▶ Exercise directions: Report only the number of lines that hold the word "threshold".

Dataset items:
——

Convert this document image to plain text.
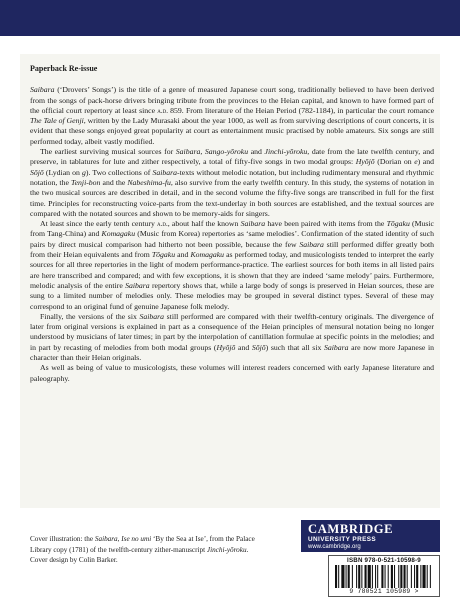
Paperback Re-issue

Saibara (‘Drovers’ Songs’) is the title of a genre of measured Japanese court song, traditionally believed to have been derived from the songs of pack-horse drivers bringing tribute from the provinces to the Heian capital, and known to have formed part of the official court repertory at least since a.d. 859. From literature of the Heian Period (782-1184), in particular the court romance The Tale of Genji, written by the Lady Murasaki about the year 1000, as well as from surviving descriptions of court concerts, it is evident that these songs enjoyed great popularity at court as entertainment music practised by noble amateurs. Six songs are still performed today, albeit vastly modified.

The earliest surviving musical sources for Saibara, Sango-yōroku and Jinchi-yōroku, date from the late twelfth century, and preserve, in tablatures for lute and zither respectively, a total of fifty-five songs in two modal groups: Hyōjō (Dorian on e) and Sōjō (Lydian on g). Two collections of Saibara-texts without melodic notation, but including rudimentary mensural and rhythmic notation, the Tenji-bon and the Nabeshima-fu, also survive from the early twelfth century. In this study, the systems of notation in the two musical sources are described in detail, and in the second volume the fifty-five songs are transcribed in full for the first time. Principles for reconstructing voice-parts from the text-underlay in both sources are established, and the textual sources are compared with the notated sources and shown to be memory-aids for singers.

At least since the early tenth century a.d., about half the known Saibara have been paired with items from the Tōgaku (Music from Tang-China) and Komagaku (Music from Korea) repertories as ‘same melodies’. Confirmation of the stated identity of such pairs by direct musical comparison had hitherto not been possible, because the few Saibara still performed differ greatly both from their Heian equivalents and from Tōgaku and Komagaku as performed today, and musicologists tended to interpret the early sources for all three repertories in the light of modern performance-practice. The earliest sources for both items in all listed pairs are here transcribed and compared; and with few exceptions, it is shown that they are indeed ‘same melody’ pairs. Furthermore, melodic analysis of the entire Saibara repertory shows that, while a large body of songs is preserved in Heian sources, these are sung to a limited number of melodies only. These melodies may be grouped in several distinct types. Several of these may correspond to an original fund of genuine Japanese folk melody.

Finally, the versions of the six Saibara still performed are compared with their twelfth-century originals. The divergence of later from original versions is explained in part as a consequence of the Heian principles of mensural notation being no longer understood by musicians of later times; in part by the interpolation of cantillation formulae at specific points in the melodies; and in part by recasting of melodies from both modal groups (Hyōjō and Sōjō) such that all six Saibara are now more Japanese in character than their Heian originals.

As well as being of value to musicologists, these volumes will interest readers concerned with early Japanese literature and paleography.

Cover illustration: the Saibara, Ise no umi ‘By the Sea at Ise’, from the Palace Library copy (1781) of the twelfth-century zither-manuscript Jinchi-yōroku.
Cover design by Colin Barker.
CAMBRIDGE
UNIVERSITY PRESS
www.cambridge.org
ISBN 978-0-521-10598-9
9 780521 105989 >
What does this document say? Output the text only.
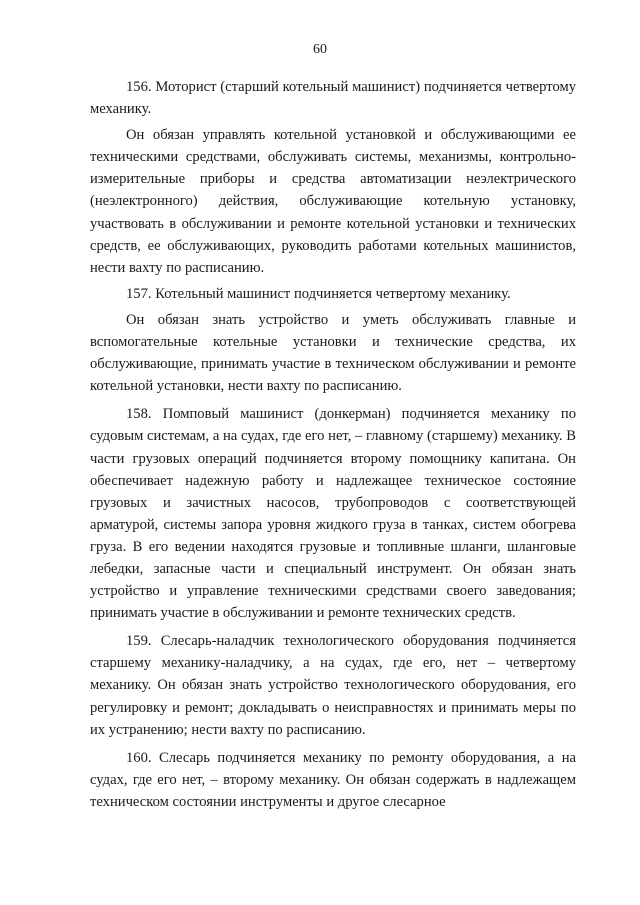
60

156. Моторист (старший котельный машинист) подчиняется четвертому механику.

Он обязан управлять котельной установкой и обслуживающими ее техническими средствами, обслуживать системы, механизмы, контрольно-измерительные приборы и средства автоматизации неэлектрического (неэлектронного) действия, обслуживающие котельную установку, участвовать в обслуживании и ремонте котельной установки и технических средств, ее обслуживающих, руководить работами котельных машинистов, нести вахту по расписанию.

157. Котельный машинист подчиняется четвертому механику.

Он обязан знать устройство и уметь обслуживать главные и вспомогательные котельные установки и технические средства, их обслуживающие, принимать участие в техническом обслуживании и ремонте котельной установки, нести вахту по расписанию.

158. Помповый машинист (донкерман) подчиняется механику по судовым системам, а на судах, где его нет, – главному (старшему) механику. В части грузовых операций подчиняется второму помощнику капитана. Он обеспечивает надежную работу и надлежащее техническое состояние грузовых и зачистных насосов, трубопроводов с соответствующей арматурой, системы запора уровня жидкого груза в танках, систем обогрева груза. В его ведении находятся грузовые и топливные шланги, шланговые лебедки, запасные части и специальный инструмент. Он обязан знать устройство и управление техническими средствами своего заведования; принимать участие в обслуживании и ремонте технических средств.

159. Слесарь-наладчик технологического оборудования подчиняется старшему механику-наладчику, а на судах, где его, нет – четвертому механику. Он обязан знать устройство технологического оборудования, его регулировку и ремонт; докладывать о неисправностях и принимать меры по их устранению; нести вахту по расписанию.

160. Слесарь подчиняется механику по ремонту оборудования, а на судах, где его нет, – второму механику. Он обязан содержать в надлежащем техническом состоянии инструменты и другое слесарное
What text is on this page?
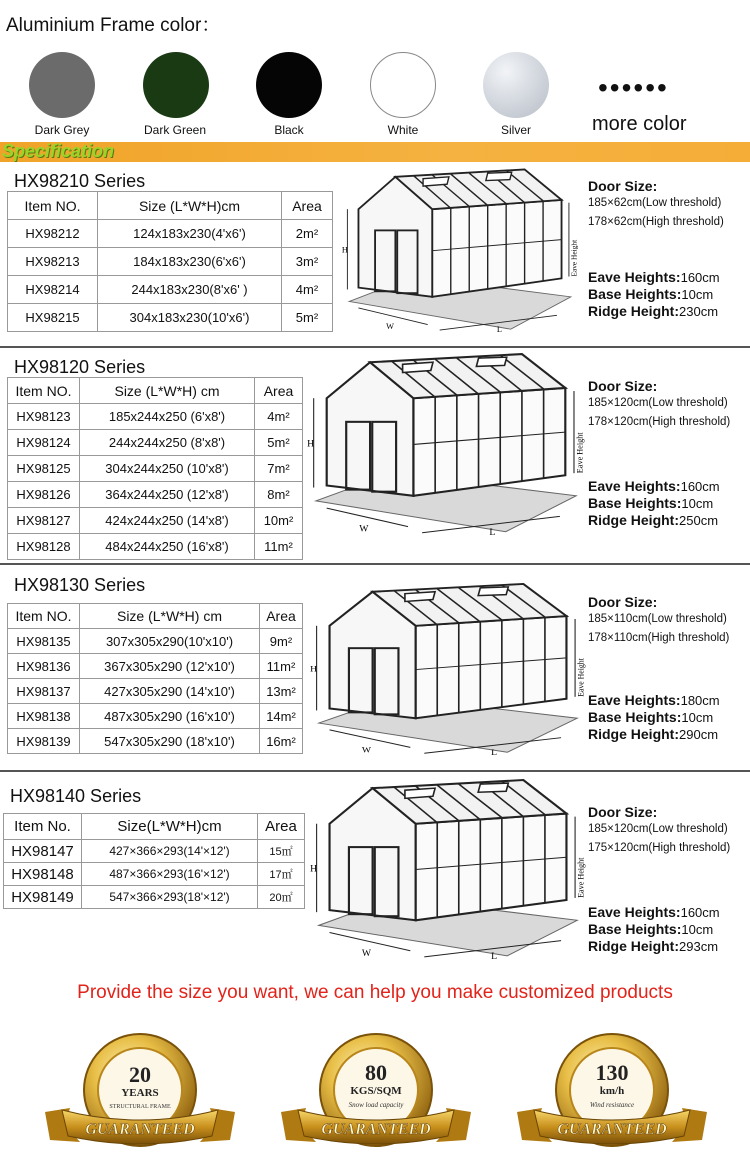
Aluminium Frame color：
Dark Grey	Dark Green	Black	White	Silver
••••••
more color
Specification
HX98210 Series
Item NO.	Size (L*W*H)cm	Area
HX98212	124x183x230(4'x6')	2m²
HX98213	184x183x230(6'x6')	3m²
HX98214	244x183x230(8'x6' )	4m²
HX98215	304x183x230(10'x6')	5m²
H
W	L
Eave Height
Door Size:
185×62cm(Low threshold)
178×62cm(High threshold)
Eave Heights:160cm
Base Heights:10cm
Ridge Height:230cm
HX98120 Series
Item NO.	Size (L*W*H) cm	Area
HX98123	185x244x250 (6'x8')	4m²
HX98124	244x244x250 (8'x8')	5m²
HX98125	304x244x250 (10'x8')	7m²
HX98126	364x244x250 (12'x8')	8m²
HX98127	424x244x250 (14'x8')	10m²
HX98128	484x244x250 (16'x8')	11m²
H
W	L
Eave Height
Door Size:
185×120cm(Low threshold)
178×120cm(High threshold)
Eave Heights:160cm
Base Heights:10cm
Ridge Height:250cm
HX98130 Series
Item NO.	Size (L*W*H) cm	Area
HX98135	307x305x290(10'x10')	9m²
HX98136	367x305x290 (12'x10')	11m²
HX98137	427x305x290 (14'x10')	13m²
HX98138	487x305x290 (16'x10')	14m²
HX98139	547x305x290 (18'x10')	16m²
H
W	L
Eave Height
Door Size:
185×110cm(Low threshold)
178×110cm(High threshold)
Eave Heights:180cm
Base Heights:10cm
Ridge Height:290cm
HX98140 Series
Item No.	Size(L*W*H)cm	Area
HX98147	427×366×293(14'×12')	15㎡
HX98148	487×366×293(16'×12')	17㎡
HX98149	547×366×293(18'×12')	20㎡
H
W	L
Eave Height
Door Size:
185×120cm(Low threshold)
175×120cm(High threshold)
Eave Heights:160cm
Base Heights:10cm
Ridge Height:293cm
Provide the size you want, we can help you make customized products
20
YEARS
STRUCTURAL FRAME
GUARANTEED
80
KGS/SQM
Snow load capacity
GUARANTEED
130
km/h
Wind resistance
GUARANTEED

——

▶ Solution for this exercise: 8